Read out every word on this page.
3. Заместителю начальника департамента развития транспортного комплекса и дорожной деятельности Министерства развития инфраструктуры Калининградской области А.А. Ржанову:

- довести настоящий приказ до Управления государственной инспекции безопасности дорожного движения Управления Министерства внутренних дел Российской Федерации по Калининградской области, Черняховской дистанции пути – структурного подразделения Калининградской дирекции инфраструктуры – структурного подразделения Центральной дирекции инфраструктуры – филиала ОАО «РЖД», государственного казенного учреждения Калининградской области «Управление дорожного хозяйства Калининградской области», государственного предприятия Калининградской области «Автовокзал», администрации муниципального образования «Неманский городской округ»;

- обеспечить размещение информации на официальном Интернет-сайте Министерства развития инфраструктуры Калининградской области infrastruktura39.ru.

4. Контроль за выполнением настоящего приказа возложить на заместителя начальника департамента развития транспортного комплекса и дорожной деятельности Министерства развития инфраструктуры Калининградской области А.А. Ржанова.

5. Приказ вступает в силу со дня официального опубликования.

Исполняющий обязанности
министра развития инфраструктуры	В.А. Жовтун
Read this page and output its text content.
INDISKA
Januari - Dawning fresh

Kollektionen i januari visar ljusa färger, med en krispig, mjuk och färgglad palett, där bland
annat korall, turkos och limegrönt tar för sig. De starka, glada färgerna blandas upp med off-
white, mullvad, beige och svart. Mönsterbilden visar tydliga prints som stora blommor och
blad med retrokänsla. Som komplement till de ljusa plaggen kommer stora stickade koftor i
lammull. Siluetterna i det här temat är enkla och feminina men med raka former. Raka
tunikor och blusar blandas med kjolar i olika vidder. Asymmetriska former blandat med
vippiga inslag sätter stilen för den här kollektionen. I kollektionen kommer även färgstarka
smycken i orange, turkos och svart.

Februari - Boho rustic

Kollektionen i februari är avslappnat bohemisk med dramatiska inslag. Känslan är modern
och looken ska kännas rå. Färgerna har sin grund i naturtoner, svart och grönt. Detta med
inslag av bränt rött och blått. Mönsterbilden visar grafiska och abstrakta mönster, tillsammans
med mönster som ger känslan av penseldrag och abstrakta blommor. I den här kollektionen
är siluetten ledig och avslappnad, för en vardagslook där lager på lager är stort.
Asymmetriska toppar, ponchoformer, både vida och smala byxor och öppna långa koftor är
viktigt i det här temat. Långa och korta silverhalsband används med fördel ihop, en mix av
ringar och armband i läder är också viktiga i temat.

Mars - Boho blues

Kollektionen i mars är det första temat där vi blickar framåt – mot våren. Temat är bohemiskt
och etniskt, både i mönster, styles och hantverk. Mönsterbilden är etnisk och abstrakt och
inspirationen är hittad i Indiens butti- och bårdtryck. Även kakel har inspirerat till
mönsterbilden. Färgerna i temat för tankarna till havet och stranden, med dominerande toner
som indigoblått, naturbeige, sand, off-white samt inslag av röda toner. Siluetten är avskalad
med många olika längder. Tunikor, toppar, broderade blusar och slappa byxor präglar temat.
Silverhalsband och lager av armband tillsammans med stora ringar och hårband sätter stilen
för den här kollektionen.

SHORT PROBLEM
Extract the whole listing, character for character.

TASK RESULT
Read out every word on this page.
3. Заместителю начальника департамента развития транспортного комплекса и дорожной деятельности Министерства развития инфраструктуры Калининградской области А.А. Ржанову:

- довести настоящий приказ до Управления государственной инспекции безопасности дорожного движения Управления Министерства внутренних дел Российской Федерации по Калининградской области, Черняховской дистанции пути – структурного подразделения Калининградской дирекции инфраструктуры – структурного подразделения Центральной дирекции инфраструктуры – филиала ОАО «РЖД», государственного казенного учреждения Калининградской области «Управление дорожного хозяйства Калининградской области», государственного предприятия Калининградской области «Автовокзал», администрации муниципального образования «Неманский городской округ»;

- обеспечить размещение информации на официальном Интернет-сайте Министерства развития инфраструктуры Калининградской области infrastruktura39.ru.

4. Контроль за выполнением настоящего приказа возложить на заместителя начальника департамента развития транспортного комплекса и дорожной деятельности Министерства развития инфраструктуры Калининградской области А.А. Ржанова.

5. Приказ вступает в силу со дня официального опубликования.

Исполняющий обязанности
министра развития инфраструктуры	В.А. Жовтун
Read this page and output its text content.
INDISKA
Januari - Dawning fresh

Kollektionen i januari visar ljusa färger, med en krispig, mjuk och färgglad palett, där bland
annat korall, turkos och limegrönt tar för sig. De starka, glada färgerna blandas upp med off-
white, mullvad, beige och svart. Mönsterbilden visar tydliga prints som stora blommor och
blad med retrokänsla. Som komplement till de ljusa plaggen kommer stora stickade koftor i
lammull. Siluetterna i det här temat är enkla och feminina men med raka former. Raka
tunikor och blusar blandas med kjolar i olika vidder. Asymmetriska former blandat med
vippiga inslag sätter stilen för den här kollektionen. I kollektionen kommer även färgstarka
smycken i orange, turkos och svart.

Februari - Boho rustic

Kollektionen i februari är avslappnat bohemisk med dramatiska inslag. Känslan är modern
och looken ska kännas rå. Färgerna har sin grund i naturtoner, svart och grönt. Detta med
inslag av bränt rött och blått. Mönsterbilden visar grafiska och abstrakta mönster, tillsammans
med mönster som ger känslan av penseldrag och abstrakta blommor. I den här kollektionen
är siluetten ledig och avslappnad, för en vardagslook där lager på lager är stort.
Asymmetriska toppar, ponchoformer, både vida och smala byxor och öppna långa koftor är
viktigt i det här temat. Långa och korta silverhalsband används med fördel ihop, en mix av
ringar och armband i läder är också viktiga i temat.

Mars - Boho blues

Kollektionen i mars är det första temat där vi blickar framåt – mot våren. Temat är bohemiskt
och etniskt, både i mönster, styles och hantverk. Mönsterbilden är etnisk och abstrakt och
inspirationen är hittad i Indiens butti- och bårdtryck. Även kakel har inspirerat till
mönsterbilden. Färgerna i temat för tankarna till havet och stranden, med dominerande toner
som indigoblått, naturbeige, sand, off-white samt inslag av röda toner. Siluetten är avskalad
med många olika längder. Tunikor, toppar, broderade blusar och slappa byxor präglar temat.
Silverhalsband och lager av armband tillsammans med stora ringar och hårband sätter stilen
för den här kollektionen.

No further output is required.